Quote the records that follow in full, leaving the pictures out.

▶

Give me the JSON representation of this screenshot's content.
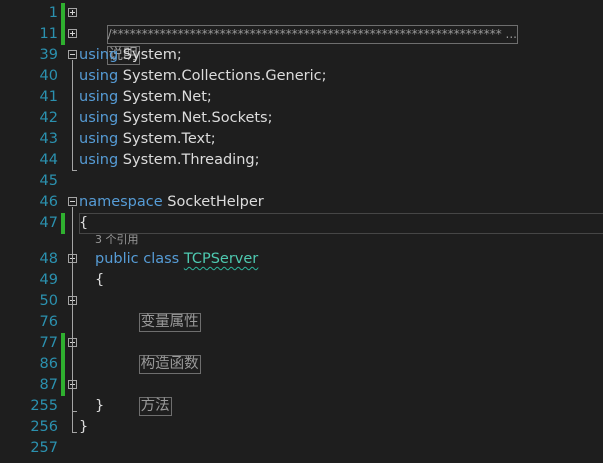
{
  "editor": {
    "language": "C#",
    "colors": {
      "background": "#1e1e1e",
      "line_number": "#2b91af",
      "keyword": "#569cd6",
      "type": "#4ec9b0",
      "text": "#dcdcdc",
      "change_bar": "#57a64a"
    },
    "lines": [
      {
        "number": "1",
        "text": "/*****************************************************************",
        "ellipsis": "...",
        "fold": "plus",
        "changed": true
      },
      {
        "number": "11",
        "text": "说明",
        "fold": "plus",
        "changed": true
      },
      {
        "number": "39",
        "keyword": "using",
        "rest": " System;",
        "fold": "minus"
      },
      {
        "number": "40",
        "keyword": "using",
        "rest": " System.Collections.Generic;"
      },
      {
        "number": "41",
        "keyword": "using",
        "rest": " System.Net;"
      },
      {
        "number": "42",
        "keyword": "using",
        "rest": " System.Net.Sockets;"
      },
      {
        "number": "43",
        "keyword": "using",
        "rest": " System.Text;"
      },
      {
        "number": "44",
        "keyword": "using",
        "rest": " System.Threading;"
      },
      {
        "number": "45",
        "text": ""
      },
      {
        "number": "46",
        "keyword": "namespace",
        "rest": " SocketHelper",
        "fold": "minus"
      },
      {
        "number": "47",
        "text": "{",
        "changed": true,
        "current": true
      },
      {
        "codelens": "3 个引用"
      },
      {
        "number": "48",
        "keyword": "public class",
        "type_name": "TCPServer",
        "fold": "minus"
      },
      {
        "number": "49",
        "text": "{"
      },
      {
        "number": "50",
        "region": "变量属性",
        "fold": "plus"
      },
      {
        "number": "76",
        "text": ""
      },
      {
        "number": "77",
        "region": "构造函数",
        "fold": "plus",
        "changed": true
      },
      {
        "number": "86",
        "text": "",
        "changed": true
      },
      {
        "number": "87",
        "region": "方法",
        "fold": "plus",
        "changed": true
      },
      {
        "number": "255",
        "text": "}"
      },
      {
        "number": "256",
        "text": "}"
      },
      {
        "number": "257",
        "text": ""
      }
    ]
  }
}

◀

• Correct answer
Give me the JSON representation of this screenshot's content.
{
  "editor": {
    "language": "C#",
    "colors": {
      "background": "#1e1e1e",
      "line_number": "#2b91af",
      "keyword": "#569cd6",
      "type": "#4ec9b0",
      "text": "#dcdcdc",
      "change_bar": "#57a64a"
    },
    "lines": [
      {
        "number": "1",
        "text": "/*****************************************************************",
        "ellipsis": "...",
        "fold": "plus",
        "changed": true
      },
      {
        "number": "11",
        "text": "说明",
        "fold": "plus",
        "changed": true
      },
      {
        "number": "39",
        "keyword": "using",
        "rest": " System;",
        "fold": "minus"
      },
      {
        "number": "40",
        "keyword": "using",
        "rest": " System.Collections.Generic;"
      },
      {
        "number": "41",
        "keyword": "using",
        "rest": " System.Net;"
      },
      {
        "number": "42",
        "keyword": "using",
        "rest": " System.Net.Sockets;"
      },
      {
        "number": "43",
        "keyword": "using",
        "rest": " System.Text;"
      },
      {
        "number": "44",
        "keyword": "using",
        "rest": " System.Threading;"
      },
      {
        "number": "45",
        "text": ""
      },
      {
        "number": "46",
        "keyword": "namespace",
        "rest": " SocketHelper",
        "fold": "minus"
      },
      {
        "number": "47",
        "text": "{",
        "changed": true,
        "current": true
      },
      {
        "codelens": "3 个引用"
      },
      {
        "number": "48",
        "keyword": "public class",
        "type_name": "TCPServer",
        "fold": "minus"
      },
      {
        "number": "49",
        "text": "{"
      },
      {
        "number": "50",
        "region": "变量属性",
        "fold": "plus"
      },
      {
        "number": "76",
        "text": ""
      },
      {
        "number": "77",
        "region": "构造函数",
        "fold": "plus",
        "changed": true
      },
      {
        "number": "86",
        "text": "",
        "changed": true
      },
      {
        "number": "87",
        "region": "方法",
        "fold": "plus",
        "changed": true
      },
      {
        "number": "255",
        "text": "}"
      },
      {
        "number": "256",
        "text": "}"
      },
      {
        "number": "257",
        "text": ""
      }
    ]
  }
}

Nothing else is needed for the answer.